BEGIN Records supplied
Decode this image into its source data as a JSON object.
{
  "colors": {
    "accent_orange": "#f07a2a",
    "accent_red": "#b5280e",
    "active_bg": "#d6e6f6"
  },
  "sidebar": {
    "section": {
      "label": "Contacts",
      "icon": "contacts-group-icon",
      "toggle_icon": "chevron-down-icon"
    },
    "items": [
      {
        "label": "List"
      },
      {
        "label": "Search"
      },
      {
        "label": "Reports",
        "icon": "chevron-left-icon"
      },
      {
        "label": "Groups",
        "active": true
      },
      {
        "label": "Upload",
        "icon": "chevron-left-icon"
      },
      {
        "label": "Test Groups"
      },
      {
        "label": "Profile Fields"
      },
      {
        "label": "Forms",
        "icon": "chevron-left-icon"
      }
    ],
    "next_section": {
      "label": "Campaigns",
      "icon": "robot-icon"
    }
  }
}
END Records supplied
* Exercise instructions: The listing above must be transcribed exactly, line by line.

* Result for this exercise:
Decode this image into its source data as a JSON object.
{
  "colors": {
    "accent_orange": "#f07a2a",
    "accent_red": "#b5280e",
    "active_bg": "#d6e6f6"
  },
  "sidebar": {
    "section": {
      "label": "Contacts",
      "icon": "contacts-group-icon",
      "toggle_icon": "chevron-down-icon"
    },
    "items": [
      {
        "label": "List"
      },
      {
        "label": "Search"
      },
      {
        "label": "Reports",
        "icon": "chevron-left-icon"
      },
      {
        "label": "Groups",
        "active": true
      },
      {
        "label": "Upload",
        "icon": "chevron-left-icon"
      },
      {
        "label": "Test Groups"
      },
      {
        "label": "Profile Fields"
      },
      {
        "label": "Forms",
        "icon": "chevron-left-icon"
      }
    ],
    "next_section": {
      "label": "Campaigns",
      "icon": "robot-icon"
    }
  }
}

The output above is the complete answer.